● Aim:
Repeat exactly the lines below from the line that contains "Read all visible content and emit it as JSON." to the last line, inclusive, without the pictures.

(Items from a data source)
◇ ◇ ◇ ◇ ◇
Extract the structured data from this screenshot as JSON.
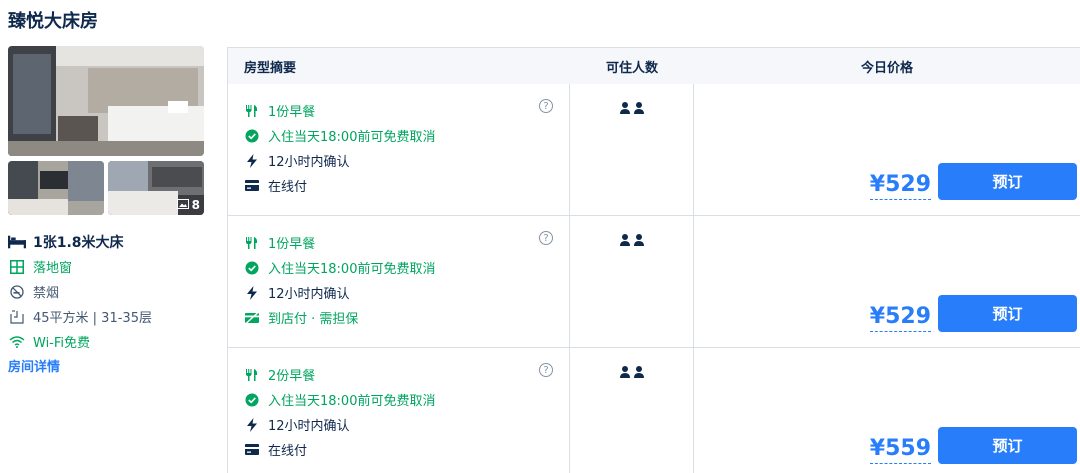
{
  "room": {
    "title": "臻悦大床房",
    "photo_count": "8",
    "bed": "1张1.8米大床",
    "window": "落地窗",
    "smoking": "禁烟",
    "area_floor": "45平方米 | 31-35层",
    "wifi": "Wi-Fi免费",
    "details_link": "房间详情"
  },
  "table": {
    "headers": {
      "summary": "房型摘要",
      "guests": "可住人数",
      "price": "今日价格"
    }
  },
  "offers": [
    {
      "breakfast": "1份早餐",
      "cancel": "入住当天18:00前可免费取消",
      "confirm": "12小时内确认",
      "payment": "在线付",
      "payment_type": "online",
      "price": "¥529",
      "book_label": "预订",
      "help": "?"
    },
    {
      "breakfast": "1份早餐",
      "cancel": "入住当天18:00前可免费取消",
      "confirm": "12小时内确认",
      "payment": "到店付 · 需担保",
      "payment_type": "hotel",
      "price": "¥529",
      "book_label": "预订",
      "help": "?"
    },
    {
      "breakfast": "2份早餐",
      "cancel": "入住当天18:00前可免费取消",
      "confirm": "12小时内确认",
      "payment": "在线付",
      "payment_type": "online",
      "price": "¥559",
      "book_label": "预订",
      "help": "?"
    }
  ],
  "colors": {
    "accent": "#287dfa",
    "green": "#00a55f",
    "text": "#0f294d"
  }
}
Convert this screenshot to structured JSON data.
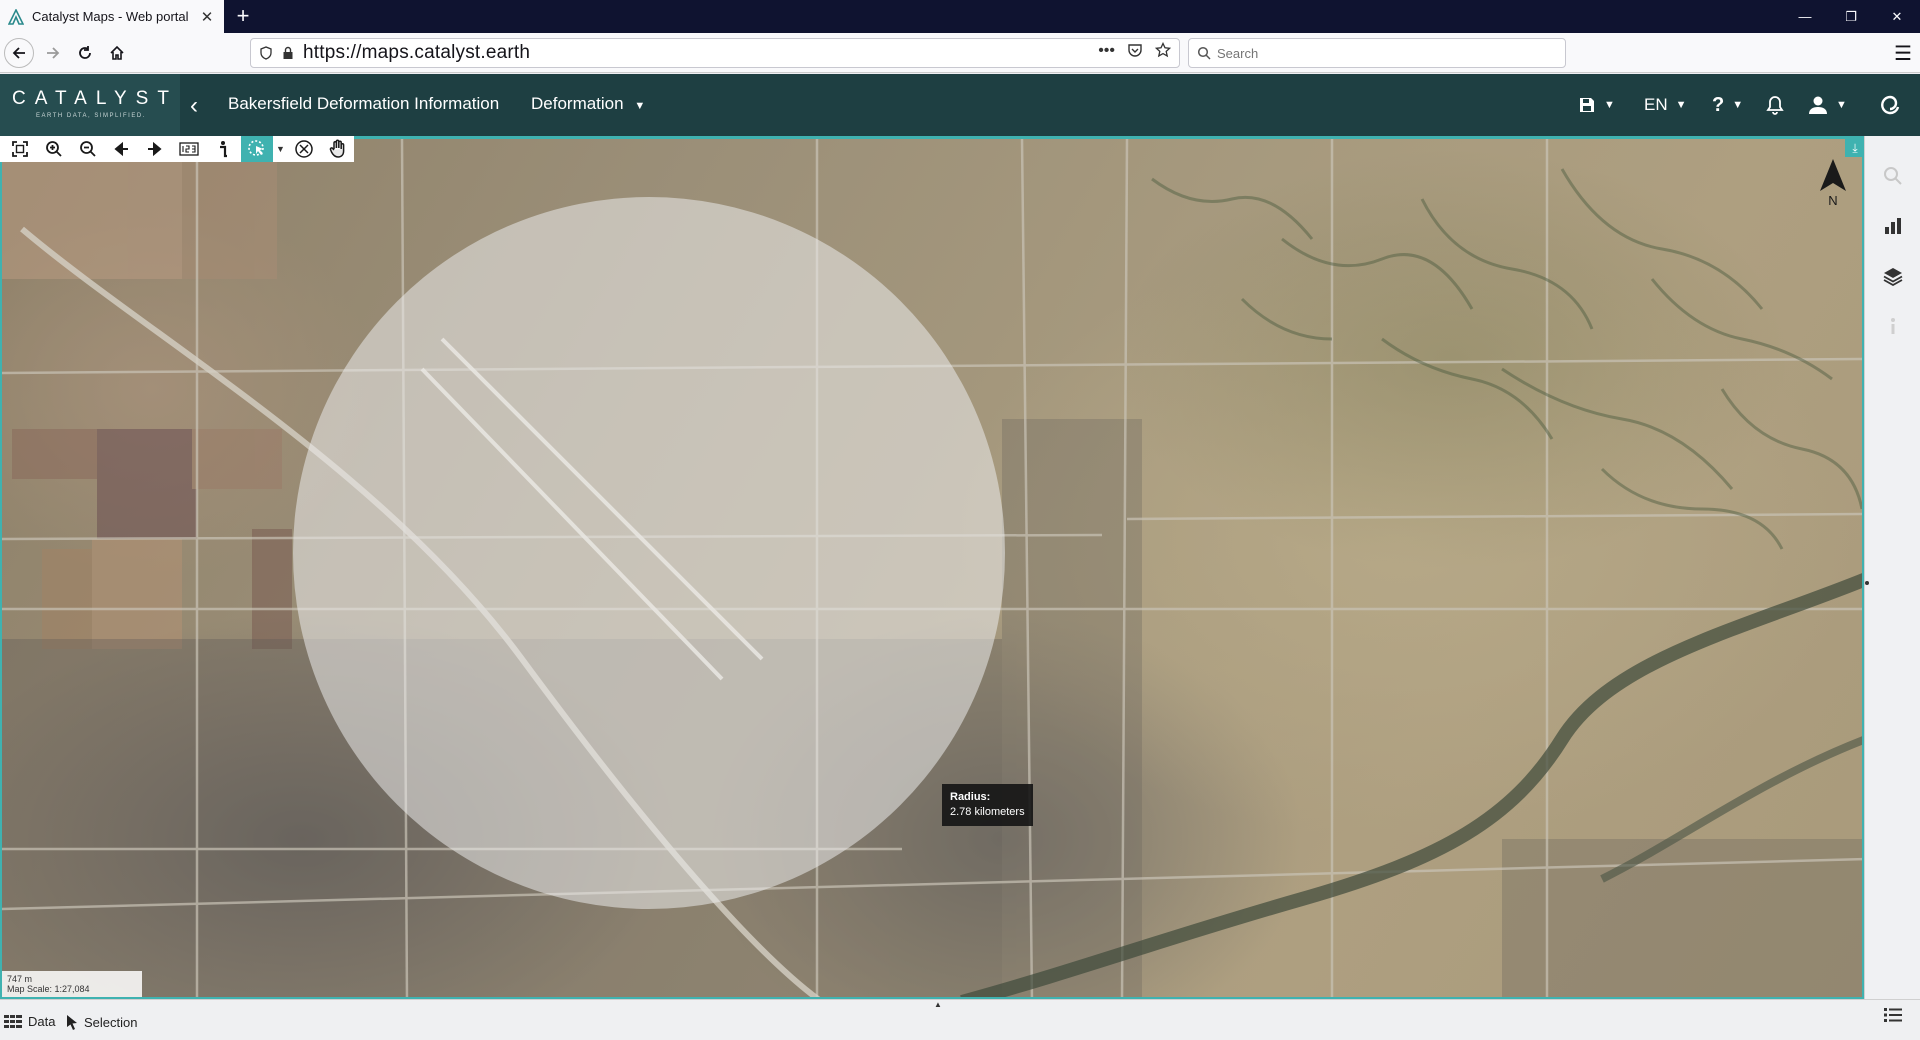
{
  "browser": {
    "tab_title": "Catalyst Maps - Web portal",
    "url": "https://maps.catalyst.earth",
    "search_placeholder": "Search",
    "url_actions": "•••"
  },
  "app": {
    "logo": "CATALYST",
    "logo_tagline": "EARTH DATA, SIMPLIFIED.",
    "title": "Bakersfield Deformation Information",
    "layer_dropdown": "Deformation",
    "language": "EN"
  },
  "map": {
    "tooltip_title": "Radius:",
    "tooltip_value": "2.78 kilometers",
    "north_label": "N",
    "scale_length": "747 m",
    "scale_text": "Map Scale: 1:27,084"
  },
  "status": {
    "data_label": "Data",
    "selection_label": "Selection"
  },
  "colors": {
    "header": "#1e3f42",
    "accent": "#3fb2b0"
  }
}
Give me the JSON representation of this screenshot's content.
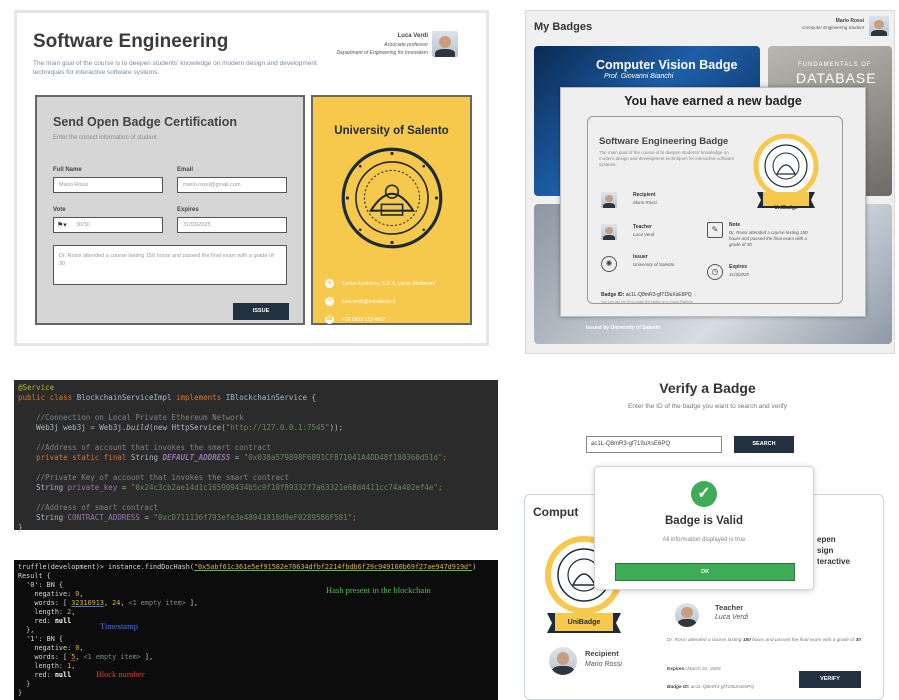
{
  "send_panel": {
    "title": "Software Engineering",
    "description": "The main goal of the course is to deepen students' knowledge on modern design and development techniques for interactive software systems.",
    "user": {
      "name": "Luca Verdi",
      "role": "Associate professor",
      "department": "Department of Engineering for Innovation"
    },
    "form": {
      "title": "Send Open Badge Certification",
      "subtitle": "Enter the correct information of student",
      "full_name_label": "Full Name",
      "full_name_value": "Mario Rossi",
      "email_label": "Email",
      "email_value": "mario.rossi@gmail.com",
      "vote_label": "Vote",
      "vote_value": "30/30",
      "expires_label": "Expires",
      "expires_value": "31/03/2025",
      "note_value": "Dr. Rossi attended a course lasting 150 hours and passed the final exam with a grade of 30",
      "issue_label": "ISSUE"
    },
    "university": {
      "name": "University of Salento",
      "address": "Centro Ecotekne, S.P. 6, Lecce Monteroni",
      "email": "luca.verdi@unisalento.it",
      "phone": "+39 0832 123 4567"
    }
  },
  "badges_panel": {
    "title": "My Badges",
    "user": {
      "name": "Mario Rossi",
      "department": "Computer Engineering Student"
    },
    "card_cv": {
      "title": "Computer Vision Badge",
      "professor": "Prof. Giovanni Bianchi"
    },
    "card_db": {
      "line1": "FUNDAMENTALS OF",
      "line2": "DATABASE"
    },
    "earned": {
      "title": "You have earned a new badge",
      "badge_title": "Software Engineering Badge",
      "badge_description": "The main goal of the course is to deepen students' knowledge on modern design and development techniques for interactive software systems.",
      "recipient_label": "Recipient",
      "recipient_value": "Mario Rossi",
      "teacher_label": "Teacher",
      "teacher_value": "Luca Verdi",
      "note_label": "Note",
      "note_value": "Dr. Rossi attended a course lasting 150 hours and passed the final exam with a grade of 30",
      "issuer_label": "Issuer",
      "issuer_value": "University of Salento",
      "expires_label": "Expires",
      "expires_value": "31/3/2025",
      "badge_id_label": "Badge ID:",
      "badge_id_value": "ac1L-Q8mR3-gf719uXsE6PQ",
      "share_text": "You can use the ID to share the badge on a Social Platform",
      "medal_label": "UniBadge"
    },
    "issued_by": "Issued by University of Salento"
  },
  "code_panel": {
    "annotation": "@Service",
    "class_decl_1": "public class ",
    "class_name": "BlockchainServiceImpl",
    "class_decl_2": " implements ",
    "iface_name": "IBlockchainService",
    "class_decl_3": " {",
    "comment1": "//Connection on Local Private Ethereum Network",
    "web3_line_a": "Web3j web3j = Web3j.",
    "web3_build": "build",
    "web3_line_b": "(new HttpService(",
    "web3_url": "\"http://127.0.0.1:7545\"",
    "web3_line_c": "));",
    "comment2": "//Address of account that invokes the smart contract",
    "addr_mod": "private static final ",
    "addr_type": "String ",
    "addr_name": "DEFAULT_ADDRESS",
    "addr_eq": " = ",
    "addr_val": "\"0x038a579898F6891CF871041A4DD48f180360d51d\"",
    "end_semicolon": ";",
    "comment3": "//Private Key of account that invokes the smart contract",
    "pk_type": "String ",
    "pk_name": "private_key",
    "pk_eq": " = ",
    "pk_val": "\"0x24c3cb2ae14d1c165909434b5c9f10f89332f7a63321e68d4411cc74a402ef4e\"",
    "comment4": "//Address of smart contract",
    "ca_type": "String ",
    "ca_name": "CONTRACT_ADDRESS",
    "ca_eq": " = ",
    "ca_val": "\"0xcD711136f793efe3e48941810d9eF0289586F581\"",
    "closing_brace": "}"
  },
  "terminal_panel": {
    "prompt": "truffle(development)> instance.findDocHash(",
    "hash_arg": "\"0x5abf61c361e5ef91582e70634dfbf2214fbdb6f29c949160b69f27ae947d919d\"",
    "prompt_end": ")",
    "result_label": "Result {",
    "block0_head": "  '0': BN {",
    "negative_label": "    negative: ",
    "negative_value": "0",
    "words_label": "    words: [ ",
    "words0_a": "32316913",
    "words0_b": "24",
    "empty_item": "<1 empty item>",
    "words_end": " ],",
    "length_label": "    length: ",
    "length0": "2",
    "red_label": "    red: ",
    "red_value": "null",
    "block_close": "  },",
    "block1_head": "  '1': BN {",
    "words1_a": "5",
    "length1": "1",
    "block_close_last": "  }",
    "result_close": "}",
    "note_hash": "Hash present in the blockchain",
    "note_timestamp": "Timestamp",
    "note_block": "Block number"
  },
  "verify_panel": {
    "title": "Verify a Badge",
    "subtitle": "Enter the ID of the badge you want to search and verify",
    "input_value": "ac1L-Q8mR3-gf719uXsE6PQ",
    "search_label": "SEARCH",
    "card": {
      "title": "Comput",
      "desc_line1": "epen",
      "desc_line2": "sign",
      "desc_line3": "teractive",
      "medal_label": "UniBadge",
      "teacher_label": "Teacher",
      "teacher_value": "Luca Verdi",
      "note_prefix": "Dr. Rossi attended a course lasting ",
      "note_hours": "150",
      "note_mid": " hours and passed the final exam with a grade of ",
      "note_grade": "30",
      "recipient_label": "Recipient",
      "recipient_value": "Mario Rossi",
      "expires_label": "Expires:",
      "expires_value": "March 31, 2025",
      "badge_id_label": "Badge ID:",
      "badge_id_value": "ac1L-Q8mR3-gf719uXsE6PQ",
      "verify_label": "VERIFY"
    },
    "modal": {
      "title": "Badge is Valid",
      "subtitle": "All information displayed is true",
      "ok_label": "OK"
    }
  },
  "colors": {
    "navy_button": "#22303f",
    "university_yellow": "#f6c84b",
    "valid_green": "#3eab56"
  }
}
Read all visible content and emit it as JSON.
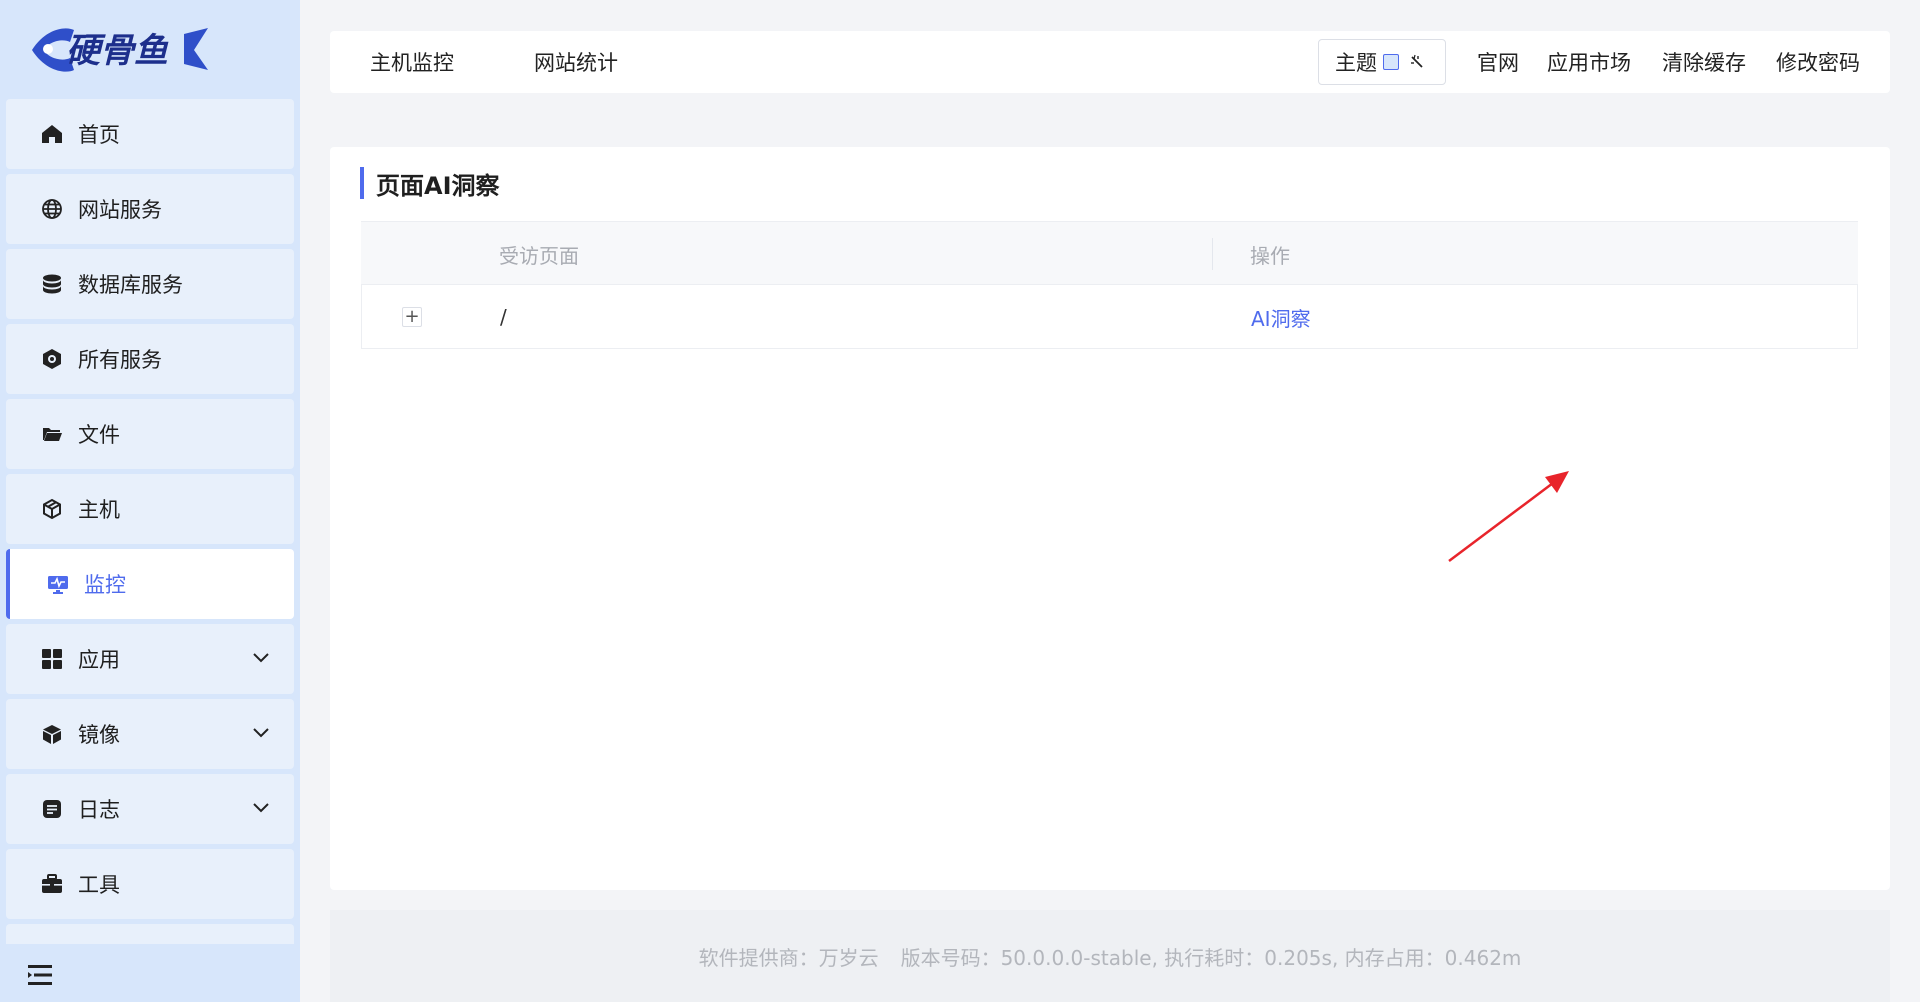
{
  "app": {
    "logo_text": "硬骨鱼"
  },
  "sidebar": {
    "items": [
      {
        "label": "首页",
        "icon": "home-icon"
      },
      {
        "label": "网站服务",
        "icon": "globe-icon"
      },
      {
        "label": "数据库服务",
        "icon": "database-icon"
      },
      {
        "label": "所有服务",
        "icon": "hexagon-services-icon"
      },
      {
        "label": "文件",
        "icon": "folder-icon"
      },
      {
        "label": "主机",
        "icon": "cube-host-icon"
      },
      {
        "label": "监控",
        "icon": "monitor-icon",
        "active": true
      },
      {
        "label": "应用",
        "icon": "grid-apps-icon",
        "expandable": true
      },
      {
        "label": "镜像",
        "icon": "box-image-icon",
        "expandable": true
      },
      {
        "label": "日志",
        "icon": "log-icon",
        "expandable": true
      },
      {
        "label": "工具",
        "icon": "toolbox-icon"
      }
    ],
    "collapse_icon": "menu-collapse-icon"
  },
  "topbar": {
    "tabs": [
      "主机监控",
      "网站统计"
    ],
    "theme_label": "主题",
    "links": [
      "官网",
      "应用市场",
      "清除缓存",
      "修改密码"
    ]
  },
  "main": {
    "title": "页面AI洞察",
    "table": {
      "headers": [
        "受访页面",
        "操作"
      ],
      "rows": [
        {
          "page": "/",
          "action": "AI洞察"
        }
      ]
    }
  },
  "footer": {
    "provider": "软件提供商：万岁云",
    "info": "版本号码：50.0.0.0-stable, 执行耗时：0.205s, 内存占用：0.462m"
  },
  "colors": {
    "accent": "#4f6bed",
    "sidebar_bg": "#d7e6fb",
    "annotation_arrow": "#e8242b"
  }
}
◇ ◇ ◇ ◇ ◇
● Written response:
Read all visible content and emit it as JSON.
{
  "app": {
    "logo_text": "硬骨鱼"
  },
  "sidebar": {
    "items": [
      {
        "label": "首页",
        "icon": "home-icon"
      },
      {
        "label": "网站服务",
        "icon": "globe-icon"
      },
      {
        "label": "数据库服务",
        "icon": "database-icon"
      },
      {
        "label": "所有服务",
        "icon": "hexagon-services-icon"
      },
      {
        "label": "文件",
        "icon": "folder-icon"
      },
      {
        "label": "主机",
        "icon": "cube-host-icon"
      },
      {
        "label": "监控",
        "icon": "monitor-icon",
        "active": true
      },
      {
        "label": "应用",
        "icon": "grid-apps-icon",
        "expandable": true
      },
      {
        "label": "镜像",
        "icon": "box-image-icon",
        "expandable": true
      },
      {
        "label": "日志",
        "icon": "log-icon",
        "expandable": true
      },
      {
        "label": "工具",
        "icon": "toolbox-icon"
      }
    ],
    "collapse_icon": "menu-collapse-icon"
  },
  "topbar": {
    "tabs": [
      "主机监控",
      "网站统计"
    ],
    "theme_label": "主题",
    "links": [
      "官网",
      "应用市场",
      "清除缓存",
      "修改密码"
    ]
  },
  "main": {
    "title": "页面AI洞察",
    "table": {
      "headers": [
        "受访页面",
        "操作"
      ],
      "rows": [
        {
          "page": "/",
          "action": "AI洞察"
        }
      ]
    }
  },
  "footer": {
    "provider": "软件提供商：万岁云",
    "info": "版本号码：50.0.0.0-stable, 执行耗时：0.205s, 内存占用：0.462m"
  },
  "colors": {
    "accent": "#4f6bed",
    "sidebar_bg": "#d7e6fb",
    "annotation_arrow": "#e8242b"
  }
}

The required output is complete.